Provided data »
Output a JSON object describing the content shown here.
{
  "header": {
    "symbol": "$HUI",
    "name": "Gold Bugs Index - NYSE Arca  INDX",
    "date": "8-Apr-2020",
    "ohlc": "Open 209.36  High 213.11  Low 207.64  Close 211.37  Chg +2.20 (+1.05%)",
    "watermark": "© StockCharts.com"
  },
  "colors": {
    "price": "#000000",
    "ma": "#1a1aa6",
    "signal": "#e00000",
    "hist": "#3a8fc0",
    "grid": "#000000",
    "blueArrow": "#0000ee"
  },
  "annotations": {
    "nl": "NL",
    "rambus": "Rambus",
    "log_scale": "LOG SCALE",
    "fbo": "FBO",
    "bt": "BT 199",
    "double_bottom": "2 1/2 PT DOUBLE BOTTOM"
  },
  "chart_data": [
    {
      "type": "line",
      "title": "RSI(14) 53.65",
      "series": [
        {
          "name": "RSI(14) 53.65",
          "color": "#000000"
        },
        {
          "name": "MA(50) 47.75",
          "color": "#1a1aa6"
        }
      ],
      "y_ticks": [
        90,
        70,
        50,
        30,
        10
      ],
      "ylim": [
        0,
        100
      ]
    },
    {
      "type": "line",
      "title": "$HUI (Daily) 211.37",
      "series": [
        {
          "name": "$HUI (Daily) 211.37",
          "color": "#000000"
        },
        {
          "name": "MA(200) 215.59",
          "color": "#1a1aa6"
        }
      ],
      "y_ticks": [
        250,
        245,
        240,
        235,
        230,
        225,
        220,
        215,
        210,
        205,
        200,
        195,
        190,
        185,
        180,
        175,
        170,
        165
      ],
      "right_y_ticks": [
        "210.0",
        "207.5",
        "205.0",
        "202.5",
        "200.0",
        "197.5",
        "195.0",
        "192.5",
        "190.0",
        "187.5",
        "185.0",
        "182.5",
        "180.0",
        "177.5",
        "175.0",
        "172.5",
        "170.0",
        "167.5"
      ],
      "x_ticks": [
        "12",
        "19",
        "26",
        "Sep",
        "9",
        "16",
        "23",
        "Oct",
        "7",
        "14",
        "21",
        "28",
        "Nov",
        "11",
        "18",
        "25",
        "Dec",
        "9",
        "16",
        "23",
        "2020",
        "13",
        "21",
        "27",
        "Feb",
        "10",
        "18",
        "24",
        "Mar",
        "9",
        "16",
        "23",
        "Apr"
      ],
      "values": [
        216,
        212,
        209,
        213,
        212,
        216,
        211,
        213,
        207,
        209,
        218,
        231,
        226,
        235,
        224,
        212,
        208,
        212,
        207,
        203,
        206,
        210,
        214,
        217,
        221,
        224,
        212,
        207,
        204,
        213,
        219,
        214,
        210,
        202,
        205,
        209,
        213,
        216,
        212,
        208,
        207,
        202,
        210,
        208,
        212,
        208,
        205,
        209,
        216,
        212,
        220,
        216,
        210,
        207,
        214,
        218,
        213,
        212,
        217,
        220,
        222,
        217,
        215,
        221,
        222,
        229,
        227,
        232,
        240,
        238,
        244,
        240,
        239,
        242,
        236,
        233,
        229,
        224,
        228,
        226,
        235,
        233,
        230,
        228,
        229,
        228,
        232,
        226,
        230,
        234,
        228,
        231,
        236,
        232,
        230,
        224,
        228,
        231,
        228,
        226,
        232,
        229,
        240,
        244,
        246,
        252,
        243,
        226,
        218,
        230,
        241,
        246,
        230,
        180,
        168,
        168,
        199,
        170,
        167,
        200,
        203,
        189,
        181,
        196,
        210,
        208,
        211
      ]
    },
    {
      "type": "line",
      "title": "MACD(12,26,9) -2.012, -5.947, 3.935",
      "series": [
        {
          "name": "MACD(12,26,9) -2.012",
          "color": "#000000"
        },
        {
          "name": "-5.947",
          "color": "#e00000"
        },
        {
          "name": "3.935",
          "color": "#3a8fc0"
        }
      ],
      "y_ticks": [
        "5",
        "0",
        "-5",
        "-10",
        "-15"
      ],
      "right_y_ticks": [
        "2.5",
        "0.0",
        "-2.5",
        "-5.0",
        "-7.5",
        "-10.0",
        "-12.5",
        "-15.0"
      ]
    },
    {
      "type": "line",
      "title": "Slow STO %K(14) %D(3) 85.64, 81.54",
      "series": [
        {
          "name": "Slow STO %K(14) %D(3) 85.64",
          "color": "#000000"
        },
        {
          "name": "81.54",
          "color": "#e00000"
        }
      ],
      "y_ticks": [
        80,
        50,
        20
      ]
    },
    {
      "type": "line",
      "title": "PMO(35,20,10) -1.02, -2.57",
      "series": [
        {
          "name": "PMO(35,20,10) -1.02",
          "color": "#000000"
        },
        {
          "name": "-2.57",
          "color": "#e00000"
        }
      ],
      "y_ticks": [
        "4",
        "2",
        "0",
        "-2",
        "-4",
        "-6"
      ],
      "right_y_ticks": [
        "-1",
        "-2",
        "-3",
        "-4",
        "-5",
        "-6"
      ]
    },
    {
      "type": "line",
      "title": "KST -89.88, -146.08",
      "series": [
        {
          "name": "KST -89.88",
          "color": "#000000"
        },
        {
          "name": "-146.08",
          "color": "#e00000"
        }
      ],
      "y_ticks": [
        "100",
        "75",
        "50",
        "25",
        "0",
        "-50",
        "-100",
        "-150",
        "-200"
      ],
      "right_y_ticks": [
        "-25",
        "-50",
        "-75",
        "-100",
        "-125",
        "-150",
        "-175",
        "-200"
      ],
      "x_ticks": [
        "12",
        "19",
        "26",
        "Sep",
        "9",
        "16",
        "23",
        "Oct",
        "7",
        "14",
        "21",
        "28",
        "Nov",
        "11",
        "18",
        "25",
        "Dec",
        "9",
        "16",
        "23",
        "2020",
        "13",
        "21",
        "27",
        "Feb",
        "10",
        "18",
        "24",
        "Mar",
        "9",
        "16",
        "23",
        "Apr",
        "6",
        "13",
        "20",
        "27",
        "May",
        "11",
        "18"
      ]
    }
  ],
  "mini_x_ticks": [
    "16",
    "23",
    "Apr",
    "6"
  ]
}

Exercise »
Lines that hold "MACD" are the ones to copy; find all of them.

Answer to this problem »
      "title": "MACD(12,26,9) -2.012, -5.947, 3.935",
          "name": "MACD(12,26,9) -2.012",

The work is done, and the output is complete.